Item position entries:
----

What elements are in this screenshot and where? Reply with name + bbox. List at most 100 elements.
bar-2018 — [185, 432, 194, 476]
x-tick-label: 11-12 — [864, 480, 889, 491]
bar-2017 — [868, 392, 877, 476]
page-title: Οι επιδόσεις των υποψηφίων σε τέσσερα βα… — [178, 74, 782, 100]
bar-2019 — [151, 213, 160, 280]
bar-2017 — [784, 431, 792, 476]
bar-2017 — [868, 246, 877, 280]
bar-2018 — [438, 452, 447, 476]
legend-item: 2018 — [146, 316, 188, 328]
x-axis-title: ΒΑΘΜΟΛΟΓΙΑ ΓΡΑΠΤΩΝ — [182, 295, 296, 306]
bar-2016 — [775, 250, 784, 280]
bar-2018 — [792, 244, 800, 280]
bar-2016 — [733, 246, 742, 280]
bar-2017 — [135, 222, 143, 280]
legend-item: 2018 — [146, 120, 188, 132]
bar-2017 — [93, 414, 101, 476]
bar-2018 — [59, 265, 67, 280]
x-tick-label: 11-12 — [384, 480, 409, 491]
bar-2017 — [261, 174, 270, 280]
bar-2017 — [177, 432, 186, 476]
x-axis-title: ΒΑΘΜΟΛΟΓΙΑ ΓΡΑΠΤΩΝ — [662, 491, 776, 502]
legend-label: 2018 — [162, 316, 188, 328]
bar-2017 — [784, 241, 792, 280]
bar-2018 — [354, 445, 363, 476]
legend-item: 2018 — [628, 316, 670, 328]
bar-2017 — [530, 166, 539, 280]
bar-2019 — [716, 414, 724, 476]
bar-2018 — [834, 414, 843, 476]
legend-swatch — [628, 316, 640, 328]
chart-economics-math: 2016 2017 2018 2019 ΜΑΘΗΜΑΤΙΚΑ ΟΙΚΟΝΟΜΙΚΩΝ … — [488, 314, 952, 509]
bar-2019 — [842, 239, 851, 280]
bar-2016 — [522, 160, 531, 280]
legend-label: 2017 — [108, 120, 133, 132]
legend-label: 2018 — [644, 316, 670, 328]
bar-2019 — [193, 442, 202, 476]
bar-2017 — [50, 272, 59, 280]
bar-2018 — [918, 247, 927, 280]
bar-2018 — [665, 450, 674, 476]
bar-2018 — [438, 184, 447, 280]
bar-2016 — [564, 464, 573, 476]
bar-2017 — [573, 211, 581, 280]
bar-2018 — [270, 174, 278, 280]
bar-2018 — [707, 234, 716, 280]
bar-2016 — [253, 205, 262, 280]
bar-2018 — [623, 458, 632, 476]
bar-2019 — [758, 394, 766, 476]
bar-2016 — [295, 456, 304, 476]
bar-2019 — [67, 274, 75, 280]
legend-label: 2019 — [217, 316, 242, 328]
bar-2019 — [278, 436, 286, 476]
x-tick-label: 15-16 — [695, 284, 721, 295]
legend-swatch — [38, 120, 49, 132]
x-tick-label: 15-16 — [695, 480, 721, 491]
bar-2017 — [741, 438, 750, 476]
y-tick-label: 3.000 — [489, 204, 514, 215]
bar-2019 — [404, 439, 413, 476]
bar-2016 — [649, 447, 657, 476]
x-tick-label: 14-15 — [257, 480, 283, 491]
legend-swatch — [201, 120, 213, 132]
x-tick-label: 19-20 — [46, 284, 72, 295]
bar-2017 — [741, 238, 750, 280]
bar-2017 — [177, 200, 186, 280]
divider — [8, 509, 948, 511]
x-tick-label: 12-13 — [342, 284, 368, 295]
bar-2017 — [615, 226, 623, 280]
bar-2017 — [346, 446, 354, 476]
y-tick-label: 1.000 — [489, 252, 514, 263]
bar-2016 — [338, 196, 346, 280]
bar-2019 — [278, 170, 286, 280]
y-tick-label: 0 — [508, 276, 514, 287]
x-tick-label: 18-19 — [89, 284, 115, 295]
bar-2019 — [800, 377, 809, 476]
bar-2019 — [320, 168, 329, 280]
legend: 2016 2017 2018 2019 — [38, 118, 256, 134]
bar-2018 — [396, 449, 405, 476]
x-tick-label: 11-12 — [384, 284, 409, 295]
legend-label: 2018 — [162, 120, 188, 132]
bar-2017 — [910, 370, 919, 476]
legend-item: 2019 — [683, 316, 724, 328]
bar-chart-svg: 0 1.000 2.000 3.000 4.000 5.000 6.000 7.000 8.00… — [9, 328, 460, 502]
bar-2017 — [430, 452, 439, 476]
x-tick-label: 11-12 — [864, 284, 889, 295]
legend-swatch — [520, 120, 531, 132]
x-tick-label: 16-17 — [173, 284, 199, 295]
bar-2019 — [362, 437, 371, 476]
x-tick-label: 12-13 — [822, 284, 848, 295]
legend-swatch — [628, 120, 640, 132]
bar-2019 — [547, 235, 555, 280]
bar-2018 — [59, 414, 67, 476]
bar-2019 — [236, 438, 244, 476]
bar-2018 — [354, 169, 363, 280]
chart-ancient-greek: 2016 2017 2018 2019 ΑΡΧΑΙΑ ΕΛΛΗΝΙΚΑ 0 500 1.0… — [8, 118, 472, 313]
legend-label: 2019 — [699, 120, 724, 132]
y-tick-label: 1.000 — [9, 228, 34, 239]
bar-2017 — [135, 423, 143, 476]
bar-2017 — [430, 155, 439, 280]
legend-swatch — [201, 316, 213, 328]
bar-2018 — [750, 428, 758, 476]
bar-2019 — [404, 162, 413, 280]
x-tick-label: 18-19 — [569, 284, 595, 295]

----

Given task
Report how many lines in the material above contain the string "swatch". Case counts. Give only the number.

Solution to this exercise
6